» **TEXTO FUENTE**

_ _ _ _

Skip to main content

An information extraction focused regex library that uses constant-delay algorithms.

Project description

REmatch - Python version

Interfaz desarrollada para hacer uso en python de la librería de expresiones regulares REmatch creada en c++.

Esta interfaz está adaptada para tener una sintaxis similar a la librería Re encontrada por defecto en python, sin embargo, algunas funciones no tiene el mismo comportamiento por lo que se recomienda leer la documentación de forma detallada.

Es importante mencionar que las expresiones regulares deben estar entre .* para ser compiladas, por ejemplo:

.*correo@!dominio{gmail}.cl.*

Uso

Para usar esta interfaz primero se debe compilar el código de fuente de la carpeta REmatchEngine utilizando SWIG/Python (revisar el README en esa carpeta para las instrucciones de compilación).

Suponiendo que ya se cuenta con rematch.py y _rematchswiglib.so, se deben colocar esos archivos junto a REmatch.py en la misma carpeta. Luego de eso, se puede importar la interfaz creando un archivo .py y agregando:

import pyrematch as re

Historial de versiones

0.1

Implementacion de las funciones:
- find
- findall
- finditer
- search
- match
- fullmatch

Contenido del modulo

REmatch. compile(pattern, flags)

Compila una expresion regular en un Regex object, el cual puede ser usado para hacer match con los metodos que se describirán a continuacion.

Regular Expression Object

Regex. find(string)

Escanea el string de izquierda a derecha hasta encontrar la primera posición donde la expresion regular produzca match, retornando el correspondiente Match object. Retorna None si no se logra hacer match con el string.

>> pattern = re.compile('.*d.*')
>> pattern.find('dog') # Match at index 0
<REmatch.Match object at 0x7f374c2e2bd0>

Regex. search(string)

Mismo comportamiento de find. Creado para mantener sintaxis con libreria Re.

Regex. match(string)

Si cero o mas caracteres desde la primera posicion del string hacen match con la expresion regular, retorna el correspondiente match object. Retorna None si no se hace match con el inicio del string.

>> pattern = re.compile('!x{.*a...s}.*')

_ _ _ _

» **REGISTROS PROPORCIONADOS**
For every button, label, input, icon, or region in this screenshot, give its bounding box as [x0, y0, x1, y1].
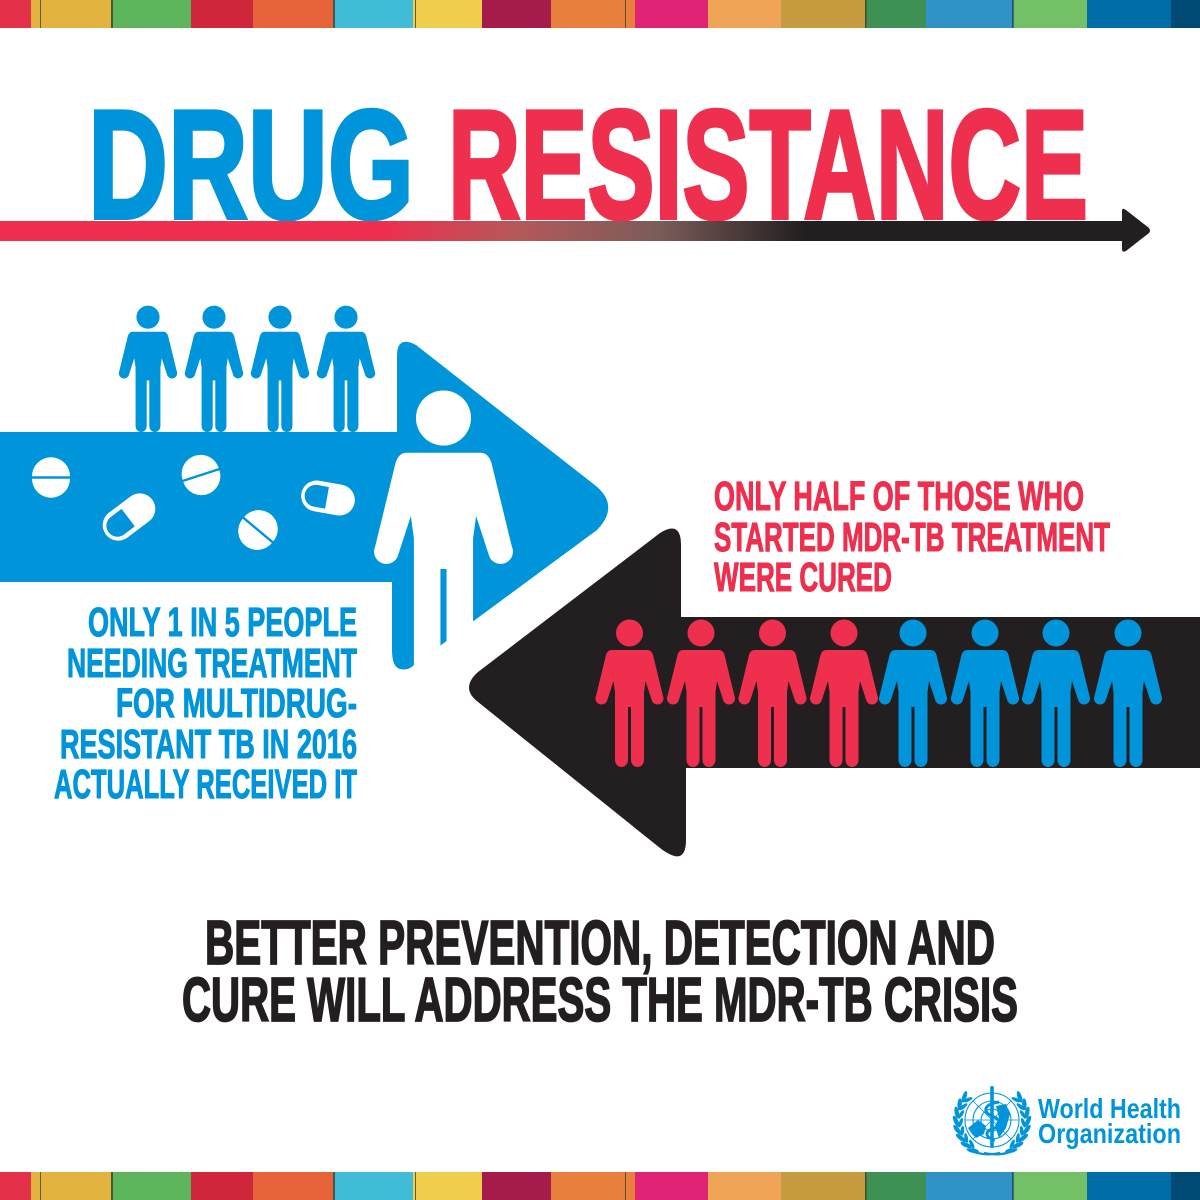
- blue statistic text: ACTUALLY RECEIVED IT: [54, 761, 357, 807]
- WHO logo: [952, 1086, 1181, 1154]
- icon: pill round 3: [230, 502, 286, 558]
- title arrow line: [0, 209, 1150, 252]
- WHO wordmark: [1038, 1093, 1181, 1149]
- blue people on arrow: [119, 306, 375, 432]
- blue statistic text: ONLY 1 IN 5 PEOPLE: [88, 599, 357, 645]
- bottom colour band: [0, 1172, 1200, 1200]
- blue statistic text: [54, 599, 357, 807]
- blue statistic text: NEEDING TREATMENT: [67, 640, 357, 686]
- title: DRUG: [88, 78, 414, 251]
- icon: pill round 2: [177, 450, 225, 500]
- red and blue people on black arrow: [595, 620, 1162, 767]
- icon: capsule 2: [299, 478, 357, 518]
- icon: large white person: [374, 390, 513, 691]
- blue statistic text: RESISTANT TB IN 2016: [60, 721, 357, 767]
- red statistic text: [714, 473, 1110, 600]
- top colour band: [0, 0, 1200, 28]
- icon: WHO emblem: [952, 1086, 1032, 1154]
- black arrow: [469, 529, 1200, 856]
- title: [88, 78, 1088, 251]
- red statistic text: WERE CURED: [714, 554, 892, 600]
- blue arrow with pills and large person: [0, 342, 608, 691]
- icon: capsule 1: [97, 487, 161, 547]
- icon: pill round 1: [32, 457, 70, 498]
- blue statistic text: FOR MULTIDRUG-: [116, 680, 357, 726]
- conclusion text: [182, 909, 1018, 1035]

_ _ _ _

» **QUÉ PRODUCIR**
Actualiza el fragmento de la página sobre REmatch que empieza con "Escanea el string" y termina con "pattern = re.compile('.*d.*')", poniendo "última posición" en lugar de "primera posición".

» **SOLUCIÓN**
Escanea el string de izquierda a derecha hasta encontrar la última posición donde la expresion regular produzca match, retornando el correspondiente Match object. Retorna None si no se logra hacer match con el string.

>> pattern = re.compile('.*d.*')